| THE INPUT |
-=-=-
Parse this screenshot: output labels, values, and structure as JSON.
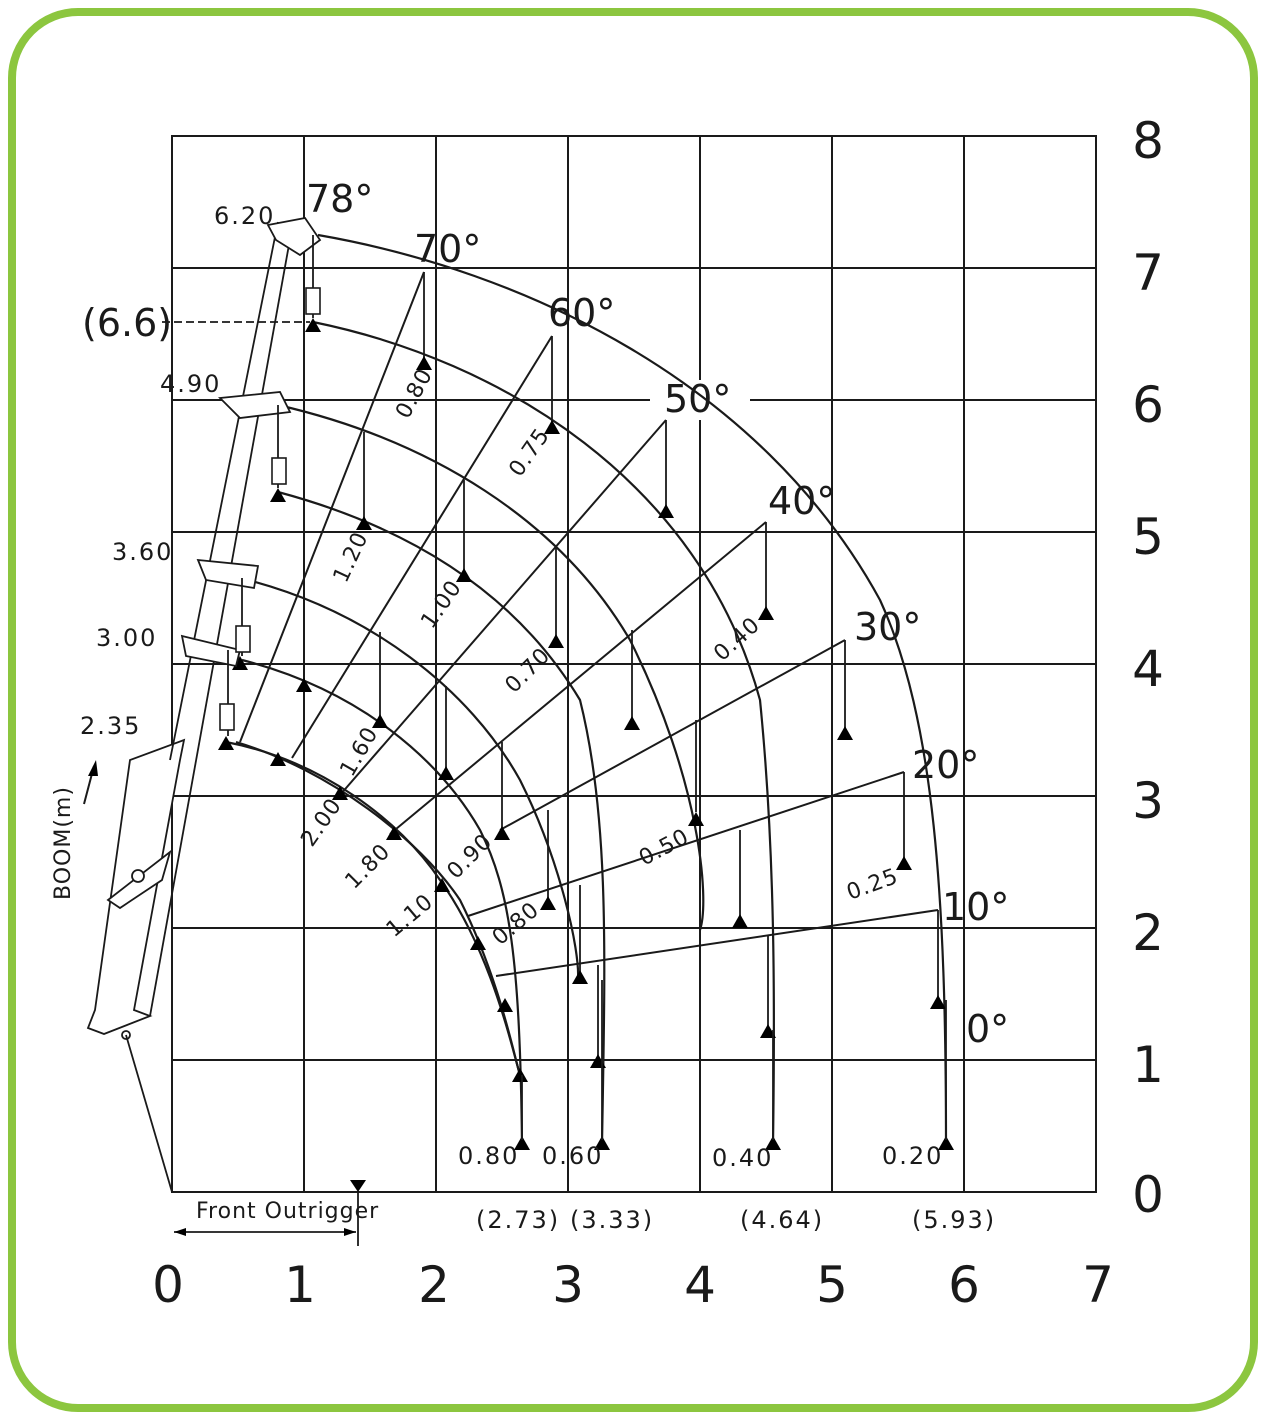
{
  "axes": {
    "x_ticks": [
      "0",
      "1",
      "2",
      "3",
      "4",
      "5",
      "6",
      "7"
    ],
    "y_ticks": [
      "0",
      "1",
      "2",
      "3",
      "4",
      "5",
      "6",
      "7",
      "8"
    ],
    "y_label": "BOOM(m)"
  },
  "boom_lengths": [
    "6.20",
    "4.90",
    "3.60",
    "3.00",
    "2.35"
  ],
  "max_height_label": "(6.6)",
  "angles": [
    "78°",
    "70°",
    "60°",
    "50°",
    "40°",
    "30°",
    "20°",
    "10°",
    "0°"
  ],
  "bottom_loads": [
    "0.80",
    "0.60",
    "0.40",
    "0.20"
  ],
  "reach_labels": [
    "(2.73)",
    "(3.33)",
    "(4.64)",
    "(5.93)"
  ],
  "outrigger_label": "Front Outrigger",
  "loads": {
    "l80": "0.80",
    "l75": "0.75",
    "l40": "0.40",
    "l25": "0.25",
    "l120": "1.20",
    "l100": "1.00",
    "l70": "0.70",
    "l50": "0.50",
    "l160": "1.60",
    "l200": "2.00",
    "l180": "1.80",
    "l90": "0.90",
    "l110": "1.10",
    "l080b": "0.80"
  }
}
-=-=-
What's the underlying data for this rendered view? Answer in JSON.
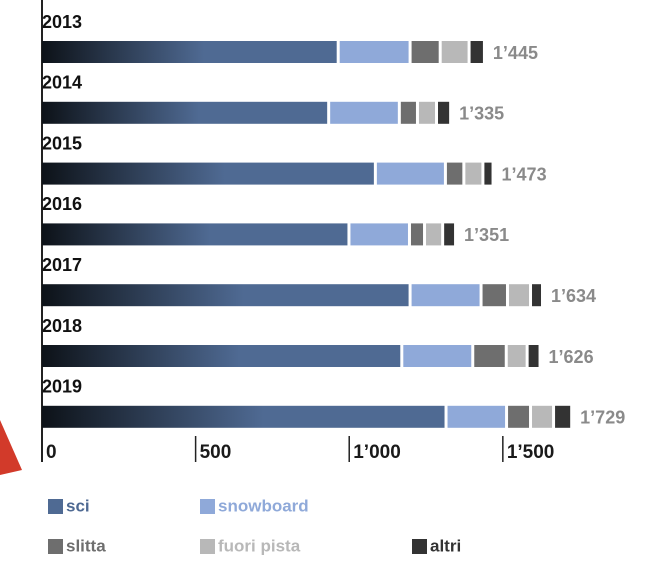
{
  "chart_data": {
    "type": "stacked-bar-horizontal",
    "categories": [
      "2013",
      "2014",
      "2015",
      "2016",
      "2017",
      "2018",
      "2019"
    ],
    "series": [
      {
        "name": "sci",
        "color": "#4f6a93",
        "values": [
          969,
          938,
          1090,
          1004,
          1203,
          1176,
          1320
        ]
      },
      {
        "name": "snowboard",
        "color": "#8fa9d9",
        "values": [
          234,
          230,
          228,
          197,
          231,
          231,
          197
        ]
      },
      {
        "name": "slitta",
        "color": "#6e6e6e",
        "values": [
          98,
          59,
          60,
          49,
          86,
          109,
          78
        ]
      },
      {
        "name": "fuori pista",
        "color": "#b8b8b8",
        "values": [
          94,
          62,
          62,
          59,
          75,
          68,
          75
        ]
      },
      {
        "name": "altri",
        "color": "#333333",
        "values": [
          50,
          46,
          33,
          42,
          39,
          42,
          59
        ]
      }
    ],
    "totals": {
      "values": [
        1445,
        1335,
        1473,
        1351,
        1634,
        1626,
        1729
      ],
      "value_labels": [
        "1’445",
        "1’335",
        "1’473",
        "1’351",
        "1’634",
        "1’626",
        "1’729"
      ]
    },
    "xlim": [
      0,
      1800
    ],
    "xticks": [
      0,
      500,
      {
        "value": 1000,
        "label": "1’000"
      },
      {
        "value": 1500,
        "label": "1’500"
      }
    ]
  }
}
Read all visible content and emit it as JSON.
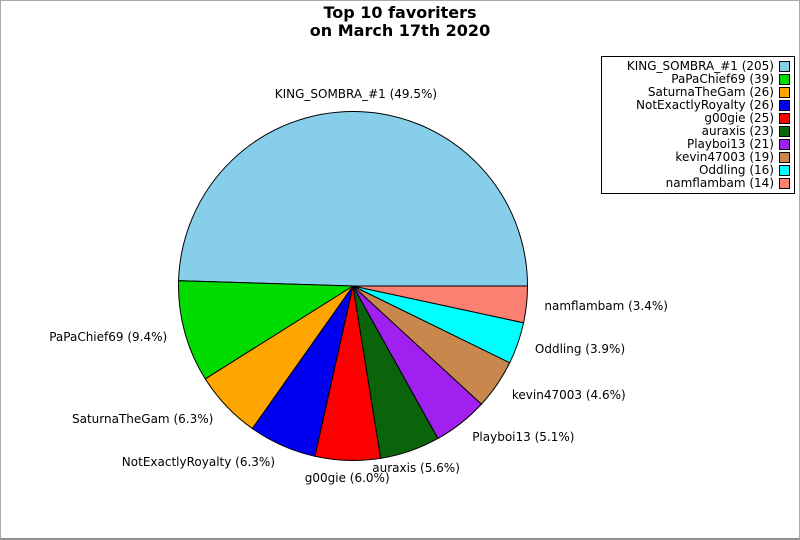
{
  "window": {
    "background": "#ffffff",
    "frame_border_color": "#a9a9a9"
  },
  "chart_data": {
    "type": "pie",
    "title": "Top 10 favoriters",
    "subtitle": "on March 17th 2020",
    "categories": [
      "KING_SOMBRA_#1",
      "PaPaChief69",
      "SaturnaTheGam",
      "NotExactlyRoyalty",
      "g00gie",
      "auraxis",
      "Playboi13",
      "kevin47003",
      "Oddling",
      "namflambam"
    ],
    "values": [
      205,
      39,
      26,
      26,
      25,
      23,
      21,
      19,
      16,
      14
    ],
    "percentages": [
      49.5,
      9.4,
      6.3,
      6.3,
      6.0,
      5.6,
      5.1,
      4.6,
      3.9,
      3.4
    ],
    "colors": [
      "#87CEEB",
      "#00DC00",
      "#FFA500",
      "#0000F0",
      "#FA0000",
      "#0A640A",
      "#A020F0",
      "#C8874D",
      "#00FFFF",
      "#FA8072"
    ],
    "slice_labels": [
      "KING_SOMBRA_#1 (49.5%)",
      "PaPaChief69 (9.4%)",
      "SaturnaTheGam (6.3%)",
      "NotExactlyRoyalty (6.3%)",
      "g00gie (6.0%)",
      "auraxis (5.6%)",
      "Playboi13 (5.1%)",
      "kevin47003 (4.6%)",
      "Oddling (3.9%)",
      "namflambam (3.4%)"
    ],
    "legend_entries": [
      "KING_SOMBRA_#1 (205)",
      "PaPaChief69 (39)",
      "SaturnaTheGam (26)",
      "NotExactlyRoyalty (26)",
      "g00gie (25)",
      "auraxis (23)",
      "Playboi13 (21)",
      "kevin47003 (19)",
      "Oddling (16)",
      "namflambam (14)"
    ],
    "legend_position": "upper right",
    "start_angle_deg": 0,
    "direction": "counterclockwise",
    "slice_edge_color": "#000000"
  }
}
-=-=-
| SET EXERCISE |
Look through the data above. Find each line with the string "SaturnaTheGam" and copy it.

| RESULT BELOW |
      "SaturnaTheGam",
      "SaturnaTheGam (6.3%)",
      "SaturnaTheGam (26)",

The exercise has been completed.